* _Work required_:
Which lines hold the word "mois"? Copy each of them from the material.

### Input records ###

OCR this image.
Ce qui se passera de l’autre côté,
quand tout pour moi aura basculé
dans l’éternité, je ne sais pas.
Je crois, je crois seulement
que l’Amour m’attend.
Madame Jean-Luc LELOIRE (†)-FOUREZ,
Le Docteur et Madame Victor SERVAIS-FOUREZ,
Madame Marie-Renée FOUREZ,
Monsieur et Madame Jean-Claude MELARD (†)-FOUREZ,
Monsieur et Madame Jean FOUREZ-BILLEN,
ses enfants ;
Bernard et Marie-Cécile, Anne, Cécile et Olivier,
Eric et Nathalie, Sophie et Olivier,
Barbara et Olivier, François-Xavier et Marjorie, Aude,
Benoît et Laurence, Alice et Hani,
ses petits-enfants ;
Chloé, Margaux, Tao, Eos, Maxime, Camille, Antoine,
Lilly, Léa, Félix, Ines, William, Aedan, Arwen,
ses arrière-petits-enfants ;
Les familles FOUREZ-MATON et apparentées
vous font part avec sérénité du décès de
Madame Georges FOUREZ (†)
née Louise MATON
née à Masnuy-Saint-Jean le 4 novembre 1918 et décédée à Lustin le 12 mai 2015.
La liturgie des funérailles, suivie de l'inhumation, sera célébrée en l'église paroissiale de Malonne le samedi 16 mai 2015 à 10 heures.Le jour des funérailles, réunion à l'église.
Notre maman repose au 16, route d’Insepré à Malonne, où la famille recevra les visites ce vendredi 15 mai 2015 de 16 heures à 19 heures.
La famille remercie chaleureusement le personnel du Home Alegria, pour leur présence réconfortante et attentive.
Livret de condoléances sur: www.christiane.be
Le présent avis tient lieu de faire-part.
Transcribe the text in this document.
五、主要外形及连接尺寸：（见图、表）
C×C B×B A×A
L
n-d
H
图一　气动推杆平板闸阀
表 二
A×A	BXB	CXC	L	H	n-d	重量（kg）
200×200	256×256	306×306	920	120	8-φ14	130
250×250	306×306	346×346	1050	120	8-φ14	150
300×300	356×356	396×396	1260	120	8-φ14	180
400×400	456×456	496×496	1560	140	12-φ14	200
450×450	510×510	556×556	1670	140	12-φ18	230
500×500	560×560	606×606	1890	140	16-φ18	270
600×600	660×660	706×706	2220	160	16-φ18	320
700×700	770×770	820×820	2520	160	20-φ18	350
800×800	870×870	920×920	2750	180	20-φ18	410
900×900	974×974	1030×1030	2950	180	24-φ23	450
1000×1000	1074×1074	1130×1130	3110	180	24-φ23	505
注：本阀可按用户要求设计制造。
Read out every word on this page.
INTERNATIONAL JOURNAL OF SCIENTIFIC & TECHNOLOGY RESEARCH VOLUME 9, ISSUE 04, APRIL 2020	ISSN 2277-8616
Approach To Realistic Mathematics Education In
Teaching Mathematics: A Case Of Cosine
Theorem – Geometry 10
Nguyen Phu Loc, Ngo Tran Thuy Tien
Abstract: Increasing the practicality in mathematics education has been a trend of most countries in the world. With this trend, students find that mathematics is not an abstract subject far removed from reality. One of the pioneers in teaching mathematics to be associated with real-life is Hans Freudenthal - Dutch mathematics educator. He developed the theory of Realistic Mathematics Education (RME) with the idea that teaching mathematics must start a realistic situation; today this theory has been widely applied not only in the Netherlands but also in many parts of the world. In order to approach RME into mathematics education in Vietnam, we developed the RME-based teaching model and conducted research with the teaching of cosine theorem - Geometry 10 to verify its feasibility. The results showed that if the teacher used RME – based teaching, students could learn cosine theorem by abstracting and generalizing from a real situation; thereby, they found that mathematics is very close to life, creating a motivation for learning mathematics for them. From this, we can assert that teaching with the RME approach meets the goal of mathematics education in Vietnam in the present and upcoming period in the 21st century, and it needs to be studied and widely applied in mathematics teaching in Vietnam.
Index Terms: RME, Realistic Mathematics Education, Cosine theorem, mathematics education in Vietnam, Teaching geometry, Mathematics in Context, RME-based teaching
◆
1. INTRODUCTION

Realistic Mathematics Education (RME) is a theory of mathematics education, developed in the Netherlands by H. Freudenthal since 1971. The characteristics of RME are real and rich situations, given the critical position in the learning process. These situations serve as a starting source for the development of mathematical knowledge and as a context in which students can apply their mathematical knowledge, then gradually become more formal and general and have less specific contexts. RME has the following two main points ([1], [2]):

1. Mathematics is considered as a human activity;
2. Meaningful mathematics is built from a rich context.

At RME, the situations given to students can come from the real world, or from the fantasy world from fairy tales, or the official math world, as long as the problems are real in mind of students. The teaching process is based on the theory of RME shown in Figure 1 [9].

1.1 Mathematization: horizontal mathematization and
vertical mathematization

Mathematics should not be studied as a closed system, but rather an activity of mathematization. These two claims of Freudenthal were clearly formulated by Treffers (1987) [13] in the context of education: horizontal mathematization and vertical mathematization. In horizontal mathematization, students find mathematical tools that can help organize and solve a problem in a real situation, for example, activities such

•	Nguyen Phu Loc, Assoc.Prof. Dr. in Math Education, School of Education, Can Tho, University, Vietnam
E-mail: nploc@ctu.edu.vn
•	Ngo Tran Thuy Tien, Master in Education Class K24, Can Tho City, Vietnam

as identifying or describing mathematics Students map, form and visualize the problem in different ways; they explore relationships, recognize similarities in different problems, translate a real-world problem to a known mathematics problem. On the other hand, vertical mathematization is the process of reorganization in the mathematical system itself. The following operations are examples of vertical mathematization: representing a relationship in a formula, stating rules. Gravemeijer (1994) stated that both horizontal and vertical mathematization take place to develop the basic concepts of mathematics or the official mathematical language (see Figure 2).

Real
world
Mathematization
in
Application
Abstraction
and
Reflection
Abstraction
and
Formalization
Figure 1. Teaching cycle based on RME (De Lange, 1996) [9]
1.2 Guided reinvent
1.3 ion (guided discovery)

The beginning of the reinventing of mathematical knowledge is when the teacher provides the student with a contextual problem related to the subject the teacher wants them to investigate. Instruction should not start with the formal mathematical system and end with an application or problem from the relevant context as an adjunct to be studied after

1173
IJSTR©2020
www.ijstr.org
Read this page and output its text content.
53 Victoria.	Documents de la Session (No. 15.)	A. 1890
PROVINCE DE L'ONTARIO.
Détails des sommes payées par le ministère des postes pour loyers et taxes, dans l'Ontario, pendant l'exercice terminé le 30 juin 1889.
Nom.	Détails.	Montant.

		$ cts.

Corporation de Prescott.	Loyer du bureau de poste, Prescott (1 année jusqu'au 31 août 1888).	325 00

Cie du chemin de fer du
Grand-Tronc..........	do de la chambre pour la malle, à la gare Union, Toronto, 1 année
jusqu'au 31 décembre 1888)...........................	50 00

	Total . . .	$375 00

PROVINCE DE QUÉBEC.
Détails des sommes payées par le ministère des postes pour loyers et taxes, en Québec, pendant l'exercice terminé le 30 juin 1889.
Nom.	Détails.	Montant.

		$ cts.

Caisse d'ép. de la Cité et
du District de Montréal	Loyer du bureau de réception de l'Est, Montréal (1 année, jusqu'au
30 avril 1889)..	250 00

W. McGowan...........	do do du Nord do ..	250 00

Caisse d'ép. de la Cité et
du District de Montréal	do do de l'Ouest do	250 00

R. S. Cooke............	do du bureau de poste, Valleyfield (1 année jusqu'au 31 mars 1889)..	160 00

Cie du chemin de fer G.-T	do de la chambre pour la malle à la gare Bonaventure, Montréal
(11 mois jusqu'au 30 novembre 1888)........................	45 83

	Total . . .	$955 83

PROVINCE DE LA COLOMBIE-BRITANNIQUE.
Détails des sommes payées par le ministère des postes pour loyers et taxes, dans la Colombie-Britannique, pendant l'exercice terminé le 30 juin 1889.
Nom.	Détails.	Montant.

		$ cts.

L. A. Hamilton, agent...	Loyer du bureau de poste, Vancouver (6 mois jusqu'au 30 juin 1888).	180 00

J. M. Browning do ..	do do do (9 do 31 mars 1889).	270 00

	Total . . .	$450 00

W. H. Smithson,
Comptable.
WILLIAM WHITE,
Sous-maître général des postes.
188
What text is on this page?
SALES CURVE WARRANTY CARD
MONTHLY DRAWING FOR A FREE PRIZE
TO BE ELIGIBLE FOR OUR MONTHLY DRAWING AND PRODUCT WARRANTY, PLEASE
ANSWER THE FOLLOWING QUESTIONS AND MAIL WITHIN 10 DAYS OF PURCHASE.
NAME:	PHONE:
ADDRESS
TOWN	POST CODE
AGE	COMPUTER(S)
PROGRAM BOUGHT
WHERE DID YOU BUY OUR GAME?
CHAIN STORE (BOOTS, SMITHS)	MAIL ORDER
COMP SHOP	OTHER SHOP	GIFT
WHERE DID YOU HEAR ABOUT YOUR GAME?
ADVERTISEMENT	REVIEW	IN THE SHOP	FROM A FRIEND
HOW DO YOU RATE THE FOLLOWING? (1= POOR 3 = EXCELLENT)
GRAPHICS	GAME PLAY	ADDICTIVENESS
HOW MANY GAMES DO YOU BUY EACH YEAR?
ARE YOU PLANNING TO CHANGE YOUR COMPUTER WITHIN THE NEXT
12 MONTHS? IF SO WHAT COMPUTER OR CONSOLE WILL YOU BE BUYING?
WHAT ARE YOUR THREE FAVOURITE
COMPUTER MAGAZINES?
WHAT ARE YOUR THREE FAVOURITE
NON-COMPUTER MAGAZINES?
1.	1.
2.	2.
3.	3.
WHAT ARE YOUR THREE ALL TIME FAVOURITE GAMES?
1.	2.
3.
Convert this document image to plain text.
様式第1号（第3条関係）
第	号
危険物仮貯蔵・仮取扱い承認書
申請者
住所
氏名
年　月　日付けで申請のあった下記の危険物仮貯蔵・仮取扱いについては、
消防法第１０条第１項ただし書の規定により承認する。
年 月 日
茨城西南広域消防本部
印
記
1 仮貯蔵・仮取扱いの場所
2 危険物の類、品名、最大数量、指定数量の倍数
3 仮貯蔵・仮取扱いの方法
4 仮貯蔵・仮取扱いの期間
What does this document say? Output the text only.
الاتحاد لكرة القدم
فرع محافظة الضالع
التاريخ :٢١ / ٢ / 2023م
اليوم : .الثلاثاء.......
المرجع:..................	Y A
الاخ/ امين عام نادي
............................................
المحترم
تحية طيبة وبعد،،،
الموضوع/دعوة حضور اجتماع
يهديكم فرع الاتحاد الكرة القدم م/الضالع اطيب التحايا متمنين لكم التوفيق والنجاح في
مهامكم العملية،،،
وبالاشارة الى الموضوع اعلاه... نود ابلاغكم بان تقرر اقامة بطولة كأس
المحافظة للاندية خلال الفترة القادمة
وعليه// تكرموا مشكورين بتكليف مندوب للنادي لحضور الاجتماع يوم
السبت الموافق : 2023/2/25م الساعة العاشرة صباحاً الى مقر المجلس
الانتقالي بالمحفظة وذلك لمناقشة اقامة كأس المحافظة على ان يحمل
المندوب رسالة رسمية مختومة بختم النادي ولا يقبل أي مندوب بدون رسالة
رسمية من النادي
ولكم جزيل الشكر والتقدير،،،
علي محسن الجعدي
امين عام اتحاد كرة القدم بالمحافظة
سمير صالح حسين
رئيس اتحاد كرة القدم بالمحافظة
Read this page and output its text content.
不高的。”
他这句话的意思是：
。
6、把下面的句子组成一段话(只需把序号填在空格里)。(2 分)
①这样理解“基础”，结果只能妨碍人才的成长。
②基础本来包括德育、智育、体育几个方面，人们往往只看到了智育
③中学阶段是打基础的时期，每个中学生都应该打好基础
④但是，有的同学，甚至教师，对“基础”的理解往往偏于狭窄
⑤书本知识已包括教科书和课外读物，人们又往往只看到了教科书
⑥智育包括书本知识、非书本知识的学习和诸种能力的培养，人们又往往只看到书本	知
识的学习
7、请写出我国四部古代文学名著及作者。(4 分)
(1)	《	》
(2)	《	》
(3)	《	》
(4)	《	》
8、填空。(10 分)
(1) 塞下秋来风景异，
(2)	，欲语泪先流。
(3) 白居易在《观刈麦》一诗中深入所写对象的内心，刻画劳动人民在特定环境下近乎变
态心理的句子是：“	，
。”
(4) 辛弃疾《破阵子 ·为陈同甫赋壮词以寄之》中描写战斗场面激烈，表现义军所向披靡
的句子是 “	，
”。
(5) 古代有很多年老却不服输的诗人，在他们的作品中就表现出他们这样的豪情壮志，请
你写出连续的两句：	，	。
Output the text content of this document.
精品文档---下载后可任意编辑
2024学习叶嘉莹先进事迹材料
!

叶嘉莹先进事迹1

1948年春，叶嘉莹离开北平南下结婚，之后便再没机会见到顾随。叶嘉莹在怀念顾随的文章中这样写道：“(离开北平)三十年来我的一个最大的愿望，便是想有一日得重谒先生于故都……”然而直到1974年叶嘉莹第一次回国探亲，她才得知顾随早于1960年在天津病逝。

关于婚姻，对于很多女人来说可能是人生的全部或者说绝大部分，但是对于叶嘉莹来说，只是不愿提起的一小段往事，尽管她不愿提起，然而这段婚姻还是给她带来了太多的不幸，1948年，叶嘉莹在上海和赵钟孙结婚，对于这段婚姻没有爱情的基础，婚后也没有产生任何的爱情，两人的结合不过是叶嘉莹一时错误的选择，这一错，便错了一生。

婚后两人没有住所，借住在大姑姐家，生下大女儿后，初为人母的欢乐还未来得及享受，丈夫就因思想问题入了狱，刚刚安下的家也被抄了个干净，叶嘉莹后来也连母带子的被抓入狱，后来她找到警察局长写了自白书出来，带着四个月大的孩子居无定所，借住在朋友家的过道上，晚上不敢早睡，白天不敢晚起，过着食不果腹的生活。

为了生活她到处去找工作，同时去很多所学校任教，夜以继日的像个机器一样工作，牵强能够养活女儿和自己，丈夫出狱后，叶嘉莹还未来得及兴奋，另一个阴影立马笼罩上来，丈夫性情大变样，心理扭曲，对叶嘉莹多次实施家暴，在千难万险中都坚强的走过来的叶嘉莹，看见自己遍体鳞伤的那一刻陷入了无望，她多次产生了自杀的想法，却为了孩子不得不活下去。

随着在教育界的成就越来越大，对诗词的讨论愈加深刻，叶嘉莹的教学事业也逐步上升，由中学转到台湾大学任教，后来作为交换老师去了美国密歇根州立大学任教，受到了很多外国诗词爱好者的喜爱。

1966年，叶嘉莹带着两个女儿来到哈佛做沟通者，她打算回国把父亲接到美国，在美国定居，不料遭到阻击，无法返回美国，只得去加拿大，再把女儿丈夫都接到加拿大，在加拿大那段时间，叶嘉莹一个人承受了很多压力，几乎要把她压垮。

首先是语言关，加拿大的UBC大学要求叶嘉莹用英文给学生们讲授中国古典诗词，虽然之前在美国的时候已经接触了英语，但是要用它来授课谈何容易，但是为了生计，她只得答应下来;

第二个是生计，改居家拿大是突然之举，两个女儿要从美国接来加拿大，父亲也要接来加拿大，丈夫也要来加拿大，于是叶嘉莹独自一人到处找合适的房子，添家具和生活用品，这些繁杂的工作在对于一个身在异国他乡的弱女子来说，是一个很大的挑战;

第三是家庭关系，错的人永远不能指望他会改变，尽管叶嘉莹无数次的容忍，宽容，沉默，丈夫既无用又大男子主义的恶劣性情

###

* _Result for this exercise_:
(11 mois jusqu'au 30 novembre 1888)........................	45 83
L. A. Hamilton, agent...	Loyer du bureau de poste, Vancouver (6 mois jusqu'au 30 juin 1888).	180 00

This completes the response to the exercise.